Goal >> Pull each line holding "JSON" out of the entries below.
— BEGIN Records provided —
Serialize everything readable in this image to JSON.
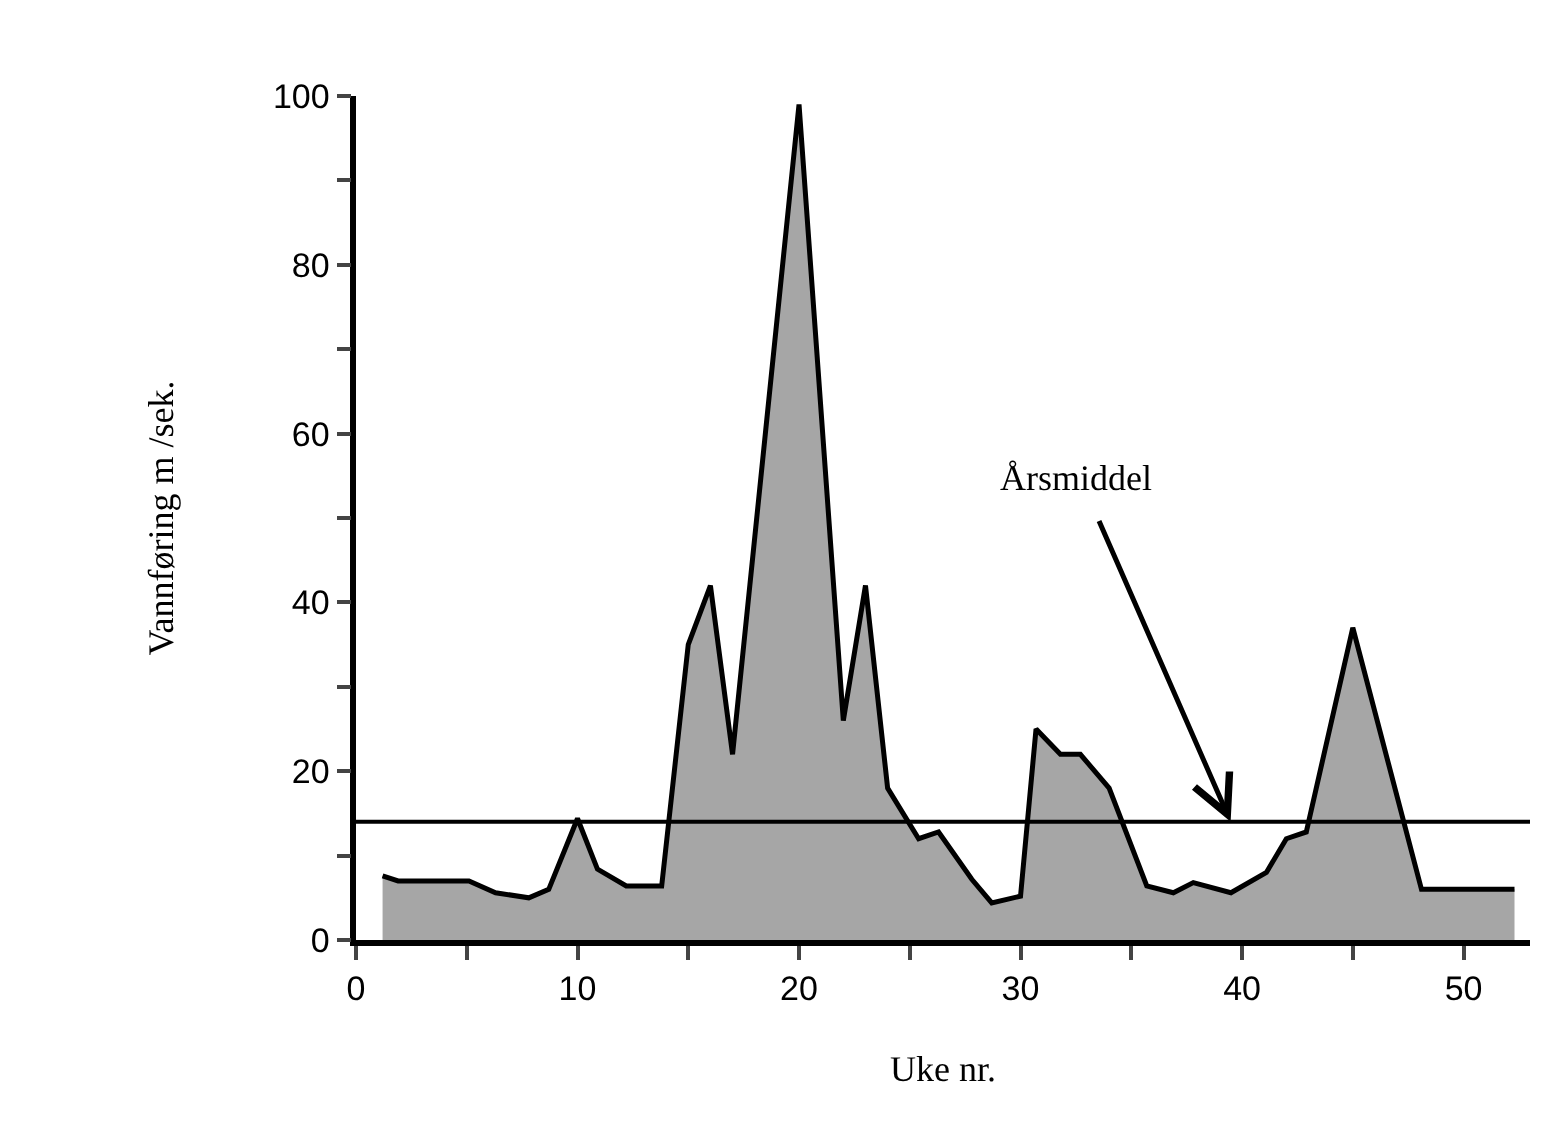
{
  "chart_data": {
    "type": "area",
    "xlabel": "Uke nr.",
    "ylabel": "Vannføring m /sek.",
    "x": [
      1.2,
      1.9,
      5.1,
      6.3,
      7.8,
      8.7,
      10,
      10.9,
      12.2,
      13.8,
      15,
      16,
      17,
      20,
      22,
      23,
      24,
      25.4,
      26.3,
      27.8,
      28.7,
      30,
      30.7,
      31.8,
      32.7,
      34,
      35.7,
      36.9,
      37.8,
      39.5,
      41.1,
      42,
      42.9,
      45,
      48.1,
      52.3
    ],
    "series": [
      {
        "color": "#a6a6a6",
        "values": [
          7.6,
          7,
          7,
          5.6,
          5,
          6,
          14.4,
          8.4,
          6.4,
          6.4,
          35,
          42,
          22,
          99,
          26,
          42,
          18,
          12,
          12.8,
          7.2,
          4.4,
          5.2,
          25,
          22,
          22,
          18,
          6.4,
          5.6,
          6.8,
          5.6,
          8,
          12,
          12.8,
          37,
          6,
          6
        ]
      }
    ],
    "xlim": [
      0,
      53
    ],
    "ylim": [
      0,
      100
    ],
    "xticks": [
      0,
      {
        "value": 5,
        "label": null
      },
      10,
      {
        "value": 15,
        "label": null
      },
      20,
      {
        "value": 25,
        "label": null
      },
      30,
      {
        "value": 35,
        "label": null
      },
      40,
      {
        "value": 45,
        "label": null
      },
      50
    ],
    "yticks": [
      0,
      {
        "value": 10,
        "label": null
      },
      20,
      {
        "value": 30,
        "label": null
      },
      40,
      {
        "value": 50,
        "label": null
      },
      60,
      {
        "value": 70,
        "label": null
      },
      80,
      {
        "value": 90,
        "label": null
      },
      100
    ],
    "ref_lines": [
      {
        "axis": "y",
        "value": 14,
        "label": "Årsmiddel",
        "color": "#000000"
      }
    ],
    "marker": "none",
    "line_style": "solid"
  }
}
— END Records provided —
— BEGIN Records provided —
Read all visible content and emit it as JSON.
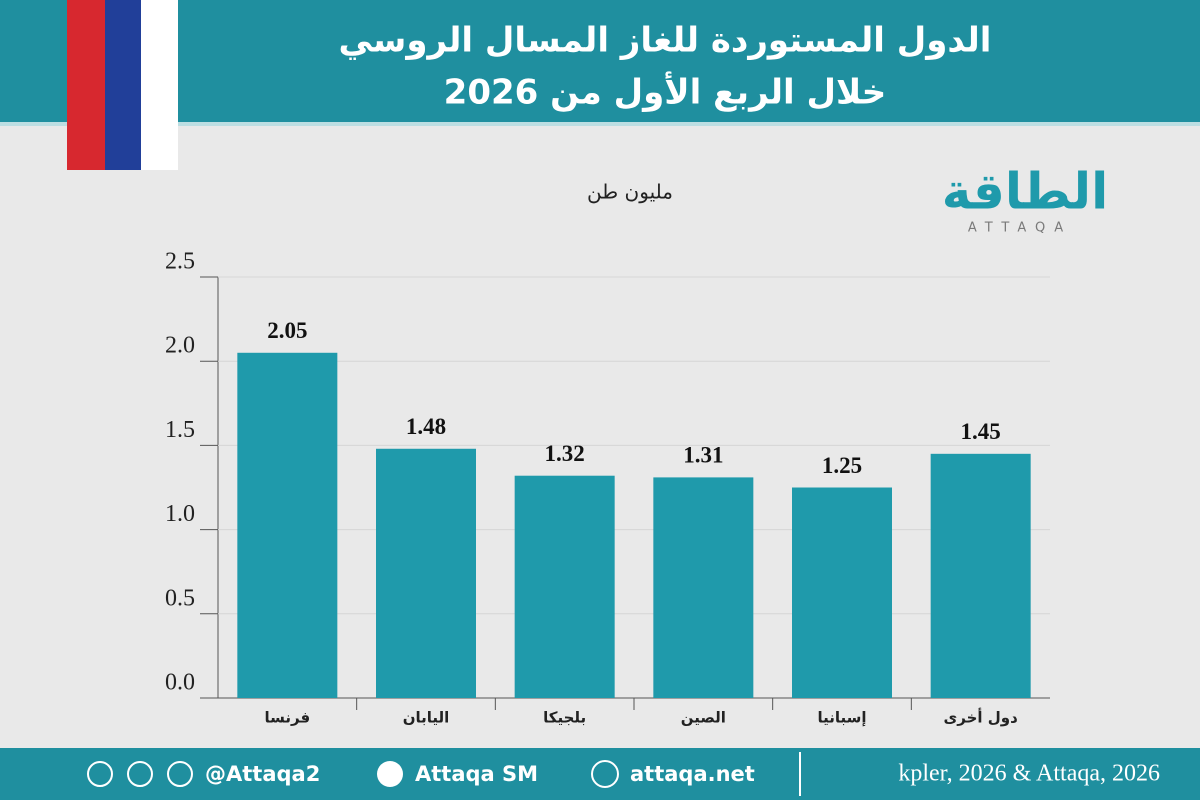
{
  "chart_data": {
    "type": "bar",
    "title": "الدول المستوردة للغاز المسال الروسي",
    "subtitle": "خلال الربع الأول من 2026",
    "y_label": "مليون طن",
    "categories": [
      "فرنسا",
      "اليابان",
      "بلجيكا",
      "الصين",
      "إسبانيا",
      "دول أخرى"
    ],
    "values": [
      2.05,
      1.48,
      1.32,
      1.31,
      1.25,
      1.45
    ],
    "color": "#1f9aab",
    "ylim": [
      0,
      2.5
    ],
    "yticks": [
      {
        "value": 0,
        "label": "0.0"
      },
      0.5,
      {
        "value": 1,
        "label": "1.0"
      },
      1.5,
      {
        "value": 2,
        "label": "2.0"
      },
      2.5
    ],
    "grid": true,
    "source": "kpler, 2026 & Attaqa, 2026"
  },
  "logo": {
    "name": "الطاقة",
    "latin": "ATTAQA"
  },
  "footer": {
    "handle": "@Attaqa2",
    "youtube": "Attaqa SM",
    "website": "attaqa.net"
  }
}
— END Records provided —
Final answer >>
Serialize everything readable in this image to JSON.
Read all visible content and emit it as JSON.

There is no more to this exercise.